■ **WHAT TO WORK ON**:
Transcribe the entries that follow, word for word.
==== GIVEN INFORMATION ====
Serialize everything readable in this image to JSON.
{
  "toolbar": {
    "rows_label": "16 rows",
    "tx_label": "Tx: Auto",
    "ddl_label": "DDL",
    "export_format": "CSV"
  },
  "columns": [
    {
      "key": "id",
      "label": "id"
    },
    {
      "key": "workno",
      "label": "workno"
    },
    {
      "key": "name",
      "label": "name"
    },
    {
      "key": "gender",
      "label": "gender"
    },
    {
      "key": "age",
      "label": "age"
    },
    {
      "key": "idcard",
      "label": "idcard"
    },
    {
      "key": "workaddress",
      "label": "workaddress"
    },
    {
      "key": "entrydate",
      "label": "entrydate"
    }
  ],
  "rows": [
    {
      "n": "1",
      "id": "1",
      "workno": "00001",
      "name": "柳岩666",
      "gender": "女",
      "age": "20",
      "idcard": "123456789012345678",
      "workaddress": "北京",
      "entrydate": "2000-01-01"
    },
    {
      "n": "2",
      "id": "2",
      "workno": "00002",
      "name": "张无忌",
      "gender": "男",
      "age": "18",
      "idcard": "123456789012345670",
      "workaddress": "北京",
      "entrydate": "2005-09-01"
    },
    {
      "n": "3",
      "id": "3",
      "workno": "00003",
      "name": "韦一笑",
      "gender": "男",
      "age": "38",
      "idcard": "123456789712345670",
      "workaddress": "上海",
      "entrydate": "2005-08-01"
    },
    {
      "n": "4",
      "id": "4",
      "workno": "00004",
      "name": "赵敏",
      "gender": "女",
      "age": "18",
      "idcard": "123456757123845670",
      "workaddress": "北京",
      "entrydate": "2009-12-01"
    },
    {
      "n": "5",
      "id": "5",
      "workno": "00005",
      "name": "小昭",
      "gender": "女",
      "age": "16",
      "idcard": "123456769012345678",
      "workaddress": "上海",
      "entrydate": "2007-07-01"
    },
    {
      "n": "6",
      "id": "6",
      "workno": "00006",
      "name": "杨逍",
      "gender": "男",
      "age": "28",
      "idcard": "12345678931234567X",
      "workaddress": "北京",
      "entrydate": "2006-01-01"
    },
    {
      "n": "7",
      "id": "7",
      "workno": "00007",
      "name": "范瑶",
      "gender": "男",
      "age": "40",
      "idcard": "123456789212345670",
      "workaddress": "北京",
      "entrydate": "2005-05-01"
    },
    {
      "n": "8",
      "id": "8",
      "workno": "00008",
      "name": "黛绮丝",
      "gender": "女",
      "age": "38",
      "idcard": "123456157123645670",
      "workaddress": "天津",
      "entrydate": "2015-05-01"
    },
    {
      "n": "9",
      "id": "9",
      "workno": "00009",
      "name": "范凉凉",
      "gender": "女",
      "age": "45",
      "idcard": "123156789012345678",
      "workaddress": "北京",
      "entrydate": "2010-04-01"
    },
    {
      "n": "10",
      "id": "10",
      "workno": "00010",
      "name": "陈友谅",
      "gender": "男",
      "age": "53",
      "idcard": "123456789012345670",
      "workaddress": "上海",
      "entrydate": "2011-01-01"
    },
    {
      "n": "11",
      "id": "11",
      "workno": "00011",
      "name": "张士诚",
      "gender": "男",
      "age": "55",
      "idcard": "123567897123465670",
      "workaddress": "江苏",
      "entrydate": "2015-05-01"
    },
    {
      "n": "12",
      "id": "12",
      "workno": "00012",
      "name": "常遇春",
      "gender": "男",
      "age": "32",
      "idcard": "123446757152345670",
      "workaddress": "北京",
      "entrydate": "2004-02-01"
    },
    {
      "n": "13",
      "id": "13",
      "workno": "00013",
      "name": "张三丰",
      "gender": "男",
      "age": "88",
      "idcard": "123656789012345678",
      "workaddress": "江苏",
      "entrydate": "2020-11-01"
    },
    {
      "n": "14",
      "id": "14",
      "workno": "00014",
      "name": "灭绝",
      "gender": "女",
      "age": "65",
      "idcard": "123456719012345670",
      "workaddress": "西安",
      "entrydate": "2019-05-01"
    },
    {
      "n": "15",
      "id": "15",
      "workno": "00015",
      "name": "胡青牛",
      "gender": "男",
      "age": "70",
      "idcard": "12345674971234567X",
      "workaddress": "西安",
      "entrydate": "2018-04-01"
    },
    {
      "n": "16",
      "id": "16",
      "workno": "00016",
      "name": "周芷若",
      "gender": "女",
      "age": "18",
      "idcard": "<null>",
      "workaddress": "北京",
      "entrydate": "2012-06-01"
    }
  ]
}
====
■ **RESULT**:
Serialize everything readable in this image to JSON.
{
  "toolbar": {
    "rows_label": "16 rows",
    "tx_label": "Tx: Auto",
    "ddl_label": "DDL",
    "export_format": "CSV"
  },
  "columns": [
    {
      "key": "id",
      "label": "id"
    },
    {
      "key": "workno",
      "label": "workno"
    },
    {
      "key": "name",
      "label": "name"
    },
    {
      "key": "gender",
      "label": "gender"
    },
    {
      "key": "age",
      "label": "age"
    },
    {
      "key": "idcard",
      "label": "idcard"
    },
    {
      "key": "workaddress",
      "label": "workaddress"
    },
    {
      "key": "entrydate",
      "label": "entrydate"
    }
  ],
  "rows": [
    {
      "n": "1",
      "id": "1",
      "workno": "00001",
      "name": "柳岩666",
      "gender": "女",
      "age": "20",
      "idcard": "123456789012345678",
      "workaddress": "北京",
      "entrydate": "2000-01-01"
    },
    {
      "n": "2",
      "id": "2",
      "workno": "00002",
      "name": "张无忌",
      "gender": "男",
      "age": "18",
      "idcard": "123456789012345670",
      "workaddress": "北京",
      "entrydate": "2005-09-01"
    },
    {
      "n": "3",
      "id": "3",
      "workno": "00003",
      "name": "韦一笑",
      "gender": "男",
      "age": "38",
      "idcard": "123456789712345670",
      "workaddress": "上海",
      "entrydate": "2005-08-01"
    },
    {
      "n": "4",
      "id": "4",
      "workno": "00004",
      "name": "赵敏",
      "gender": "女",
      "age": "18",
      "idcard": "123456757123845670",
      "workaddress": "北京",
      "entrydate": "2009-12-01"
    },
    {
      "n": "5",
      "id": "5",
      "workno": "00005",
      "name": "小昭",
      "gender": "女",
      "age": "16",
      "idcard": "123456769012345678",
      "workaddress": "上海",
      "entrydate": "2007-07-01"
    },
    {
      "n": "6",
      "id": "6",
      "workno": "00006",
      "name": "杨逍",
      "gender": "男",
      "age": "28",
      "idcard": "12345678931234567X",
      "workaddress": "北京",
      "entrydate": "2006-01-01"
    },
    {
      "n": "7",
      "id": "7",
      "workno": "00007",
      "name": "范瑶",
      "gender": "男",
      "age": "40",
      "idcard": "123456789212345670",
      "workaddress": "北京",
      "entrydate": "2005-05-01"
    },
    {
      "n": "8",
      "id": "8",
      "workno": "00008",
      "name": "黛绮丝",
      "gender": "女",
      "age": "38",
      "idcard": "123456157123645670",
      "workaddress": "天津",
      "entrydate": "2015-05-01"
    },
    {
      "n": "9",
      "id": "9",
      "workno": "00009",
      "name": "范凉凉",
      "gender": "女",
      "age": "45",
      "idcard": "123156789012345678",
      "workaddress": "北京",
      "entrydate": "2010-04-01"
    },
    {
      "n": "10",
      "id": "10",
      "workno": "00010",
      "name": "陈友谅",
      "gender": "男",
      "age": "53",
      "idcard": "123456789012345670",
      "workaddress": "上海",
      "entrydate": "2011-01-01"
    },
    {
      "n": "11",
      "id": "11",
      "workno": "00011",
      "name": "张士诚",
      "gender": "男",
      "age": "55",
      "idcard": "123567897123465670",
      "workaddress": "江苏",
      "entrydate": "2015-05-01"
    },
    {
      "n": "12",
      "id": "12",
      "workno": "00012",
      "name": "常遇春",
      "gender": "男",
      "age": "32",
      "idcard": "123446757152345670",
      "workaddress": "北京",
      "entrydate": "2004-02-01"
    },
    {
      "n": "13",
      "id": "13",
      "workno": "00013",
      "name": "张三丰",
      "gender": "男",
      "age": "88",
      "idcard": "123656789012345678",
      "workaddress": "江苏",
      "entrydate": "2020-11-01"
    },
    {
      "n": "14",
      "id": "14",
      "workno": "00014",
      "name": "灭绝",
      "gender": "女",
      "age": "65",
      "idcard": "123456719012345670",
      "workaddress": "西安",
      "entrydate": "2019-05-01"
    },
    {
      "n": "15",
      "id": "15",
      "workno": "00015",
      "name": "胡青牛",
      "gender": "男",
      "age": "70",
      "idcard": "12345674971234567X",
      "workaddress": "西安",
      "entrydate": "2018-04-01"
    },
    {
      "n": "16",
      "id": "16",
      "workno": "00016",
      "name": "周芷若",
      "gender": "女",
      "age": "18",
      "idcard": "<null>",
      "workaddress": "北京",
      "entrydate": "2012-06-01"
    }
  ]
}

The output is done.